Reproduce all entries precisely, down to the last character.

## start

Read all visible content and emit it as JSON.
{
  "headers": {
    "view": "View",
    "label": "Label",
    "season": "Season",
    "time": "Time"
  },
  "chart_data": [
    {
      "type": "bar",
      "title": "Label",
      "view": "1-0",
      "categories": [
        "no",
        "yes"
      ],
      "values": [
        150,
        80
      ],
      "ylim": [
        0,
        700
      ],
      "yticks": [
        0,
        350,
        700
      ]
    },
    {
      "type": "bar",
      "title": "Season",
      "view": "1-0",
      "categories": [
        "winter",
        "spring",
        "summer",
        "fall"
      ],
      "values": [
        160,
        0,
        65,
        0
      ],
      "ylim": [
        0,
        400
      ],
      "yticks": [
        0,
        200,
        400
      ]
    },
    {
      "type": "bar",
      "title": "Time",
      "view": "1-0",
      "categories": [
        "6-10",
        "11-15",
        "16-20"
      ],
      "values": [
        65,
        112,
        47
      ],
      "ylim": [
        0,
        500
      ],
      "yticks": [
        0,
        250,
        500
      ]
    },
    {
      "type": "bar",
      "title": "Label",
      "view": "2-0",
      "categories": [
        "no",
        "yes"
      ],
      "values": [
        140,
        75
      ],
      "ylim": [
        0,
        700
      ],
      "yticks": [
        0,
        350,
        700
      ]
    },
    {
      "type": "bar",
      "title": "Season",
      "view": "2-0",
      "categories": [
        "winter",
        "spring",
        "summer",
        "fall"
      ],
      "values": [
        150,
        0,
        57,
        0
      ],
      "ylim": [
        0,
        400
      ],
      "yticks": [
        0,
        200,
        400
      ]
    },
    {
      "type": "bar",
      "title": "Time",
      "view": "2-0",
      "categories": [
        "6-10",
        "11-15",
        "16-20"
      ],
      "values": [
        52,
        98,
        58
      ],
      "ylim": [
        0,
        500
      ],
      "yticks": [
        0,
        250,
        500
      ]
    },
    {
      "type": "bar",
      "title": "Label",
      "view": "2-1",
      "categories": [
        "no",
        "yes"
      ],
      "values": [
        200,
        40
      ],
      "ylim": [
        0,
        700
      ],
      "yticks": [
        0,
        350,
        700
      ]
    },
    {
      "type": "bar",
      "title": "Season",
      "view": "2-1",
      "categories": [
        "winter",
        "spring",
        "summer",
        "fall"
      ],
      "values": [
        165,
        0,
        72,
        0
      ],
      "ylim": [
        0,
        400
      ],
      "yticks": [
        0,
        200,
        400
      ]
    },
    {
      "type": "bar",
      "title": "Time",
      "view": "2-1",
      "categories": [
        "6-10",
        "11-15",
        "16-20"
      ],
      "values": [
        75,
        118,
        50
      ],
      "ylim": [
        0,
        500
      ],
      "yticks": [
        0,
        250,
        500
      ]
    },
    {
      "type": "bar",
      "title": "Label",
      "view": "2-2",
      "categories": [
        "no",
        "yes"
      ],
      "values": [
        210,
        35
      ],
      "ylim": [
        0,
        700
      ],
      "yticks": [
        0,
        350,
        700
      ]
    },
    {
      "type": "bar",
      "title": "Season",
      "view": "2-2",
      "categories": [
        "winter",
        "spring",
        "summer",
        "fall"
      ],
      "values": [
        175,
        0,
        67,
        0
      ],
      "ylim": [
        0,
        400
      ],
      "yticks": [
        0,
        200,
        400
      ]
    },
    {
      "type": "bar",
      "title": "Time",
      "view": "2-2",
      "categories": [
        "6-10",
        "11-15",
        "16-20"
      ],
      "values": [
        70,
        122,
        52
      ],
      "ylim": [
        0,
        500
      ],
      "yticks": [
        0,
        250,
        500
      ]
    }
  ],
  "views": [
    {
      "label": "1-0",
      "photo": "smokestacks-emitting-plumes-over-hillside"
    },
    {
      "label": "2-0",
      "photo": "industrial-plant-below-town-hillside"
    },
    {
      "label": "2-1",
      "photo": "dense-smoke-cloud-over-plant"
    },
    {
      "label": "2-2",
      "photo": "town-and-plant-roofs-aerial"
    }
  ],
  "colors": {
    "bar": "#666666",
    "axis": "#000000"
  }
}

## end

Reply:
Read all visible content and emit it as JSON.
{
  "headers": {
    "view": "View",
    "label": "Label",
    "season": "Season",
    "time": "Time"
  },
  "chart_data": [
    {
      "type": "bar",
      "title": "Label",
      "view": "1-0",
      "categories": [
        "no",
        "yes"
      ],
      "values": [
        150,
        80
      ],
      "ylim": [
        0,
        700
      ],
      "yticks": [
        0,
        350,
        700
      ]
    },
    {
      "type": "bar",
      "title": "Season",
      "view": "1-0",
      "categories": [
        "winter",
        "spring",
        "summer",
        "fall"
      ],
      "values": [
        160,
        0,
        65,
        0
      ],
      "ylim": [
        0,
        400
      ],
      "yticks": [
        0,
        200,
        400
      ]
    },
    {
      "type": "bar",
      "title": "Time",
      "view": "1-0",
      "categories": [
        "6-10",
        "11-15",
        "16-20"
      ],
      "values": [
        65,
        112,
        47
      ],
      "ylim": [
        0,
        500
      ],
      "yticks": [
        0,
        250,
        500
      ]
    },
    {
      "type": "bar",
      "title": "Label",
      "view": "2-0",
      "categories": [
        "no",
        "yes"
      ],
      "values": [
        140,
        75
      ],
      "ylim": [
        0,
        700
      ],
      "yticks": [
        0,
        350,
        700
      ]
    },
    {
      "type": "bar",
      "title": "Season",
      "view": "2-0",
      "categories": [
        "winter",
        "spring",
        "summer",
        "fall"
      ],
      "values": [
        150,
        0,
        57,
        0
      ],
      "ylim": [
        0,
        400
      ],
      "yticks": [
        0,
        200,
        400
      ]
    },
    {
      "type": "bar",
      "title": "Time",
      "view": "2-0",
      "categories": [
        "6-10",
        "11-15",
        "16-20"
      ],
      "values": [
        52,
        98,
        58
      ],
      "ylim": [
        0,
        500
      ],
      "yticks": [
        0,
        250,
        500
      ]
    },
    {
      "type": "bar",
      "title": "Label",
      "view": "2-1",
      "categories": [
        "no",
        "yes"
      ],
      "values": [
        200,
        40
      ],
      "ylim": [
        0,
        700
      ],
      "yticks": [
        0,
        350,
        700
      ]
    },
    {
      "type": "bar",
      "title": "Season",
      "view": "2-1",
      "categories": [
        "winter",
        "spring",
        "summer",
        "fall"
      ],
      "values": [
        165,
        0,
        72,
        0
      ],
      "ylim": [
        0,
        400
      ],
      "yticks": [
        0,
        200,
        400
      ]
    },
    {
      "type": "bar",
      "title": "Time",
      "view": "2-1",
      "categories": [
        "6-10",
        "11-15",
        "16-20"
      ],
      "values": [
        75,
        118,
        50
      ],
      "ylim": [
        0,
        500
      ],
      "yticks": [
        0,
        250,
        500
      ]
    },
    {
      "type": "bar",
      "title": "Label",
      "view": "2-2",
      "categories": [
        "no",
        "yes"
      ],
      "values": [
        210,
        35
      ],
      "ylim": [
        0,
        700
      ],
      "yticks": [
        0,
        350,
        700
      ]
    },
    {
      "type": "bar",
      "title": "Season",
      "view": "2-2",
      "categories": [
        "winter",
        "spring",
        "summer",
        "fall"
      ],
      "values": [
        175,
        0,
        67,
        0
      ],
      "ylim": [
        0,
        400
      ],
      "yticks": [
        0,
        200,
        400
      ]
    },
    {
      "type": "bar",
      "title": "Time",
      "view": "2-2",
      "categories": [
        "6-10",
        "11-15",
        "16-20"
      ],
      "values": [
        70,
        122,
        52
      ],
      "ylim": [
        0,
        500
      ],
      "yticks": [
        0,
        250,
        500
      ]
    }
  ],
  "views": [
    {
      "label": "1-0",
      "photo": "smokestacks-emitting-plumes-over-hillside"
    },
    {
      "label": "2-0",
      "photo": "industrial-plant-below-town-hillside"
    },
    {
      "label": "2-1",
      "photo": "dense-smoke-cloud-over-plant"
    },
    {
      "label": "2-2",
      "photo": "town-and-plant-roofs-aerial"
    }
  ],
  "colors": {
    "bar": "#666666",
    "axis": "#000000"
  }
}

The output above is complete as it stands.